EXERCISE GOAL: Every record must be transcribed in its entirety, apart from the images, which are to be omitted.

Data records:
────────────────
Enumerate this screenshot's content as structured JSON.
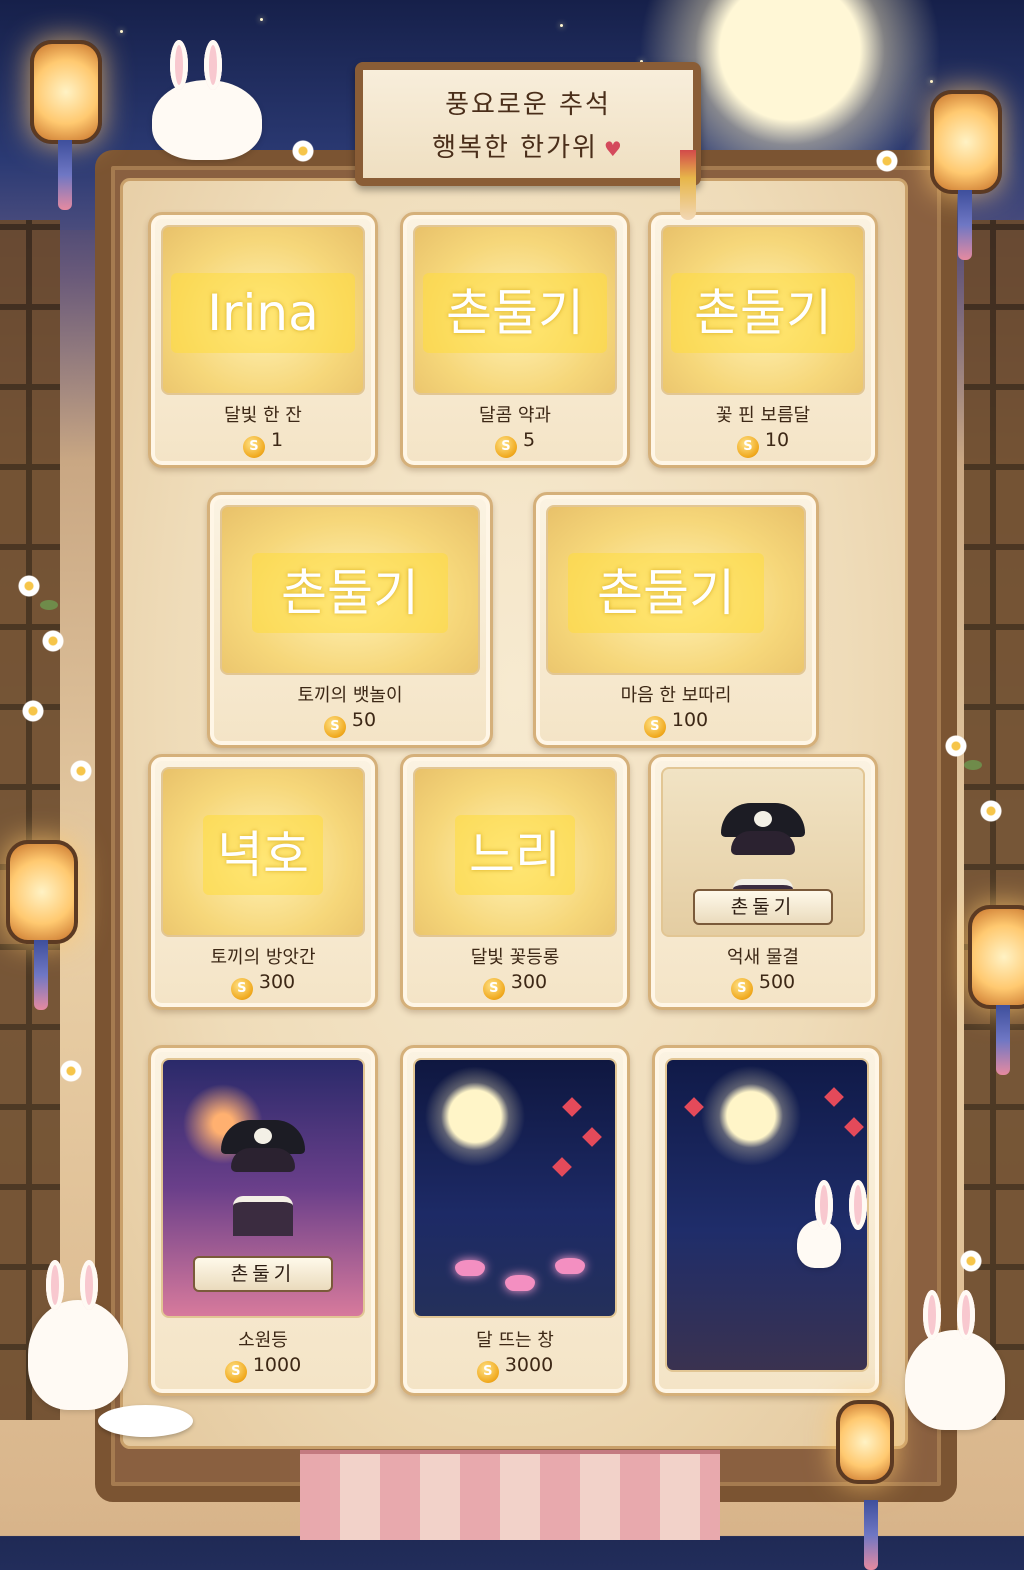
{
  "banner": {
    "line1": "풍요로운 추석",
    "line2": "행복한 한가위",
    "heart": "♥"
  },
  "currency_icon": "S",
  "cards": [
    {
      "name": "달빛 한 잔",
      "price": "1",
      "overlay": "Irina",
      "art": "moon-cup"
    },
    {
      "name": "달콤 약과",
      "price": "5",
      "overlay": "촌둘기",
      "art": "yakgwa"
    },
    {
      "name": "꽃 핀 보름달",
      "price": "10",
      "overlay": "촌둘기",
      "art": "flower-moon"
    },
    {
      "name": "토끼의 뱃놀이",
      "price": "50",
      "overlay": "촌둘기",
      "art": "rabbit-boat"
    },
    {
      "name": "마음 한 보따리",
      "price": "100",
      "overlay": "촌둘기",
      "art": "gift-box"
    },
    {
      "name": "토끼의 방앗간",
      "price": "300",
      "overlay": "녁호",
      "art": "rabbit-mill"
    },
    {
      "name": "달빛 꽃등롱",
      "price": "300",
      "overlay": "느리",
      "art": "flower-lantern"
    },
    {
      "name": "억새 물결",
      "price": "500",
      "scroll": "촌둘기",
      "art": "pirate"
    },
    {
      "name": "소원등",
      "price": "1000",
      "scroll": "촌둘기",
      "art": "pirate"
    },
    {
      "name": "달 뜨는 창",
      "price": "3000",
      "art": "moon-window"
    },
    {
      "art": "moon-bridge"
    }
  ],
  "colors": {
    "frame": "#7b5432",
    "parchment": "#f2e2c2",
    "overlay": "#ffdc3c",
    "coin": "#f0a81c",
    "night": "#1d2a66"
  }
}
────────────────
EXERCISE ANSWER:
Enumerate this screenshot's content as structured JSON.
{
  "banner": {
    "line1": "풍요로운 추석",
    "line2": "행복한 한가위",
    "heart": "♥"
  },
  "currency_icon": "S",
  "cards": [
    {
      "name": "달빛 한 잔",
      "price": "1",
      "overlay": "Irina",
      "art": "moon-cup"
    },
    {
      "name": "달콤 약과",
      "price": "5",
      "overlay": "촌둘기",
      "art": "yakgwa"
    },
    {
      "name": "꽃 핀 보름달",
      "price": "10",
      "overlay": "촌둘기",
      "art": "flower-moon"
    },
    {
      "name": "토끼의 뱃놀이",
      "price": "50",
      "overlay": "촌둘기",
      "art": "rabbit-boat"
    },
    {
      "name": "마음 한 보따리",
      "price": "100",
      "overlay": "촌둘기",
      "art": "gift-box"
    },
    {
      "name": "토끼의 방앗간",
      "price": "300",
      "overlay": "녁호",
      "art": "rabbit-mill"
    },
    {
      "name": "달빛 꽃등롱",
      "price": "300",
      "overlay": "느리",
      "art": "flower-lantern"
    },
    {
      "name": "억새 물결",
      "price": "500",
      "scroll": "촌둘기",
      "art": "pirate"
    },
    {
      "name": "소원등",
      "price": "1000",
      "scroll": "촌둘기",
      "art": "pirate"
    },
    {
      "name": "달 뜨는 창",
      "price": "3000",
      "art": "moon-window"
    },
    {
      "art": "moon-bridge"
    }
  ],
  "colors": {
    "frame": "#7b5432",
    "parchment": "#f2e2c2",
    "overlay": "#ffdc3c",
    "coin": "#f0a81c",
    "night": "#1d2a66"
  }
}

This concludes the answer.